Western Sonoma Home & Garden Tour: This fund-raiser for the Food for Thought AIDS food bank takes in both the architecture and gardens of West Sonoma County. 10 a.m. to 5 p.m. May 16. Tickets are $45 and include complimentary coffee at Sunshine Roasters. A gourmet box lunch can be ordered for an additional $15. 887-1647. 887-1647 or info@fftfoodbank.org.
Garden Conservancy's Open Days: Every year The Garden Conservancy sponsors various open garden days throughout the country. On June 5, four lavish gardens in Marin County, from Ross to Tiburon and Belvedere. 11 a.m. to 4 p.m. A $5 fee is collected at each garden. Call (888) 842-2442 or visit opendaysprogram.org for an address for the one of the gardens where you could begin the tour.
Sonoma County Master Gardener's Bloomin' Backyards: Every other year the master gardeners, volunteer garden educators who undergo extensive horticultural training, open up their own gardens to visitors. This is a real learning tour and takes in six gardens in Petaluma and Cotati. Participating gardeners have all planted and tended their own gardens and will be on hand to answer questions. Other features include a plant sale of over 200 varieties of shrubs, perennials, grasses, groundcovers and succulents – all propagated by Master Gardeners. There's also a Craft Market offering handcrafted art from recycled materials to accent your garden. his year's tour is June 6 in Petaluma and Cotati. Cost is $25 in advance or $30 the day of the tour. 565-2608 or sonomamastergardeners.org.

● Requirement 1: Retype the records from their first line up to and including the line with "top-title: میزان ابتلا".
The garden tour listings have no connection to the records that follow them.

● Record set:
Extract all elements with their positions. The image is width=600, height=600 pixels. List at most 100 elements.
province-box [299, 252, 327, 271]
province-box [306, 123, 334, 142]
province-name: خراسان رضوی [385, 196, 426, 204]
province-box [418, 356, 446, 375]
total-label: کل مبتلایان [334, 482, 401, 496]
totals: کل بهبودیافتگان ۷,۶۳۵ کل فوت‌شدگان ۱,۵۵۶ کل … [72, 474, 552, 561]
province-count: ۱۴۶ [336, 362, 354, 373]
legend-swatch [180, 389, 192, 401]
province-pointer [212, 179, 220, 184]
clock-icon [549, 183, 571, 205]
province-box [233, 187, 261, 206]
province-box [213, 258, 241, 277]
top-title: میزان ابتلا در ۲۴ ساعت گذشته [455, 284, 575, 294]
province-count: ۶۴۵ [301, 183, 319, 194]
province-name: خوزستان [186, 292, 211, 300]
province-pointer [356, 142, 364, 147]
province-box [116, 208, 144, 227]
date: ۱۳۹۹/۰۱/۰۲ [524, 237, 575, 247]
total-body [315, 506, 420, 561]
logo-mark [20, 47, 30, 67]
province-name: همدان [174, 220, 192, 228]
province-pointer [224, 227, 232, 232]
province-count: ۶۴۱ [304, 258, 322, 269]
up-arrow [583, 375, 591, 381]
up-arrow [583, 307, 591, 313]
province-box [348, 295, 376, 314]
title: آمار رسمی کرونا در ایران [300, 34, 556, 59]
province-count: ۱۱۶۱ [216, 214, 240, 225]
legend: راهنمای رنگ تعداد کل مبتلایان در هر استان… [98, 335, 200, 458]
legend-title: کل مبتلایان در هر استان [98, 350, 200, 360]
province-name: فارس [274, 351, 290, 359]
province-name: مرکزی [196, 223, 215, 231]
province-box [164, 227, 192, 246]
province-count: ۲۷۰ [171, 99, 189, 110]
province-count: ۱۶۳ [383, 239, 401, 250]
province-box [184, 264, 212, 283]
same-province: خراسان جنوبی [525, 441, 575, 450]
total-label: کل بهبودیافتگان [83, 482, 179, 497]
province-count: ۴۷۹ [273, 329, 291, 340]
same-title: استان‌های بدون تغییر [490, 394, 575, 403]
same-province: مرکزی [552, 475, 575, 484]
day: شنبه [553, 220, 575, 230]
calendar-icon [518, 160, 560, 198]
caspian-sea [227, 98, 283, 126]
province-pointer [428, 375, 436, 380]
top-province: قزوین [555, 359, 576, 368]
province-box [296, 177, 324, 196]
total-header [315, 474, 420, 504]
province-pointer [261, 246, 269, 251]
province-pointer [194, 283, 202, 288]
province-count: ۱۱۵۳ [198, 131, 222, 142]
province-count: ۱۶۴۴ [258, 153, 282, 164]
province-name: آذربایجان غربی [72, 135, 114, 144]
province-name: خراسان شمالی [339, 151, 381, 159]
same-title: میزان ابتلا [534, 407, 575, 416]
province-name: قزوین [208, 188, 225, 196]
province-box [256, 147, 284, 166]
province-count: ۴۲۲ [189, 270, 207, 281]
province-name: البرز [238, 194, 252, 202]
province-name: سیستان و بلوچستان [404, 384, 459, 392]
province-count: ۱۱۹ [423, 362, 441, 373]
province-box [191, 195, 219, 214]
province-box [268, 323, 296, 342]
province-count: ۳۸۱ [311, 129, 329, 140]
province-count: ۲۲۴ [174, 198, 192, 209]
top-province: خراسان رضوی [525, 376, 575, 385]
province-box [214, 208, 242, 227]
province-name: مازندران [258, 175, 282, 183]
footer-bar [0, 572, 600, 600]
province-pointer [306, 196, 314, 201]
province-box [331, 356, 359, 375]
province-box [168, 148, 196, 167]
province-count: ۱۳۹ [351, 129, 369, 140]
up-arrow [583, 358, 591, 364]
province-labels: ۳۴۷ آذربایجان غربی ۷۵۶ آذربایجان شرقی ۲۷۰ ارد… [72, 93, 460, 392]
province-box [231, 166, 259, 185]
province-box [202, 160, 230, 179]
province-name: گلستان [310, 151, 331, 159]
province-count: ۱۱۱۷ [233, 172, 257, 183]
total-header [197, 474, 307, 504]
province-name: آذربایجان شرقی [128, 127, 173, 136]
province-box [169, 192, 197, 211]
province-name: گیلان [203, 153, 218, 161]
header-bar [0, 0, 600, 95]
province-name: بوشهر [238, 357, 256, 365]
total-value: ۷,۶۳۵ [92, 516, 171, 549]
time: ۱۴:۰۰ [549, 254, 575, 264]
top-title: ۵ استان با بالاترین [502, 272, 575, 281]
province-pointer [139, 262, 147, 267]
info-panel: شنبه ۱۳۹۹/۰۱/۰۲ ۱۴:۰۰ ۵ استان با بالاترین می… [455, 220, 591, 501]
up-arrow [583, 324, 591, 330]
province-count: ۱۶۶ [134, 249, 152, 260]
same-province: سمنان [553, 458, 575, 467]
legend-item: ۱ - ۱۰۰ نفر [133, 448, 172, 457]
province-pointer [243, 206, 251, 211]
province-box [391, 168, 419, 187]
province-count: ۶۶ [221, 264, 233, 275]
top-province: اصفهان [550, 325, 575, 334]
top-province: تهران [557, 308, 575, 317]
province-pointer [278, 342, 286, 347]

● Requirement 2: Reproduce the garden tour listings word for word from "Western Sonoma Home" up to and including "887-1647 or info@fftfoodbank.org.".

● Correct answer 1:
Extract all elements with their positions. The image is width=600, height=600 pixels. List at most 100 elements.
province-box [299, 252, 327, 271]
province-box [306, 123, 334, 142]
province-name: خراسان رضوی [385, 196, 426, 204]
province-box [418, 356, 446, 375]
total-label: کل مبتلایان [334, 482, 401, 496]
totals: کل بهبودیافتگان ۷,۶۳۵ کل فوت‌شدگان ۱,۵۵۶ کل … [72, 474, 552, 561]
province-count: ۱۴۶ [336, 362, 354, 373]
legend-swatch [180, 389, 192, 401]
province-pointer [212, 179, 220, 184]
clock-icon [549, 183, 571, 205]
province-box [233, 187, 261, 206]
province-box [213, 258, 241, 277]
top-title: میزان ابتلا در ۲۴ ساعت گذشته [455, 284, 575, 294]

● Correct answer 2:
Western Sonoma Home & Garden Tour: This fund-raiser for the Food for Thought AIDS food bank takes in both the architecture and gardens of West Sonoma County. 10 a.m. to 5 p.m. May 16. Tickets are $45 and include complimentary coffee at Sunshine Roasters. A gourmet box lunch can be ordered for an additional $15. 887-1647. 887-1647 or info@fftfoodbank.org.